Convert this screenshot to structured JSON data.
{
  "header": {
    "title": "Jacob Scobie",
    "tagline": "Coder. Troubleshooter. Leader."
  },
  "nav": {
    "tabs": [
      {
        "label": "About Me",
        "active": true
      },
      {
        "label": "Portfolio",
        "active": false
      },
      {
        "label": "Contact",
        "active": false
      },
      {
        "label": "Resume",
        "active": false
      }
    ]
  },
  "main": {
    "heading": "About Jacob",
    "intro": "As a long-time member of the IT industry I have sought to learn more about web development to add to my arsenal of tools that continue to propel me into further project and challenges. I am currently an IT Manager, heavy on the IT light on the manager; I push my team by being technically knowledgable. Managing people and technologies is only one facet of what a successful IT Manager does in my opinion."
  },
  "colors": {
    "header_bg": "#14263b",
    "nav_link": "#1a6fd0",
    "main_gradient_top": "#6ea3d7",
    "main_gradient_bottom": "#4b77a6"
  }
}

========================

From the preceding material, extract every line exactly.

Convert this screenshot to structured JSON data.
{
  "header": {
    "title": "Jacob Scobie",
    "tagline": "Coder. Troubleshooter. Leader."
  },
  "nav": {
    "tabs": [
      {
        "label": "About Me",
        "active": true
      },
      {
        "label": "Portfolio",
        "active": false
      },
      {
        "label": "Contact",
        "active": false
      },
      {
        "label": "Resume",
        "active": false
      }
    ]
  },
  "main": {
    "heading": "About Jacob",
    "intro": "As a long-time member of the IT industry I have sought to learn more about web development to add to my arsenal of tools that continue to propel me into further project and challenges. I am currently an IT Manager, heavy on the IT light on the manager; I push my team by being technically knowledgable. Managing people and technologies is only one facet of what a successful IT Manager does in my opinion."
  },
  "colors": {
    "header_bg": "#14263b",
    "nav_link": "#1a6fd0",
    "main_gradient_top": "#6ea3d7",
    "main_gradient_bottom": "#4b77a6"
  }
}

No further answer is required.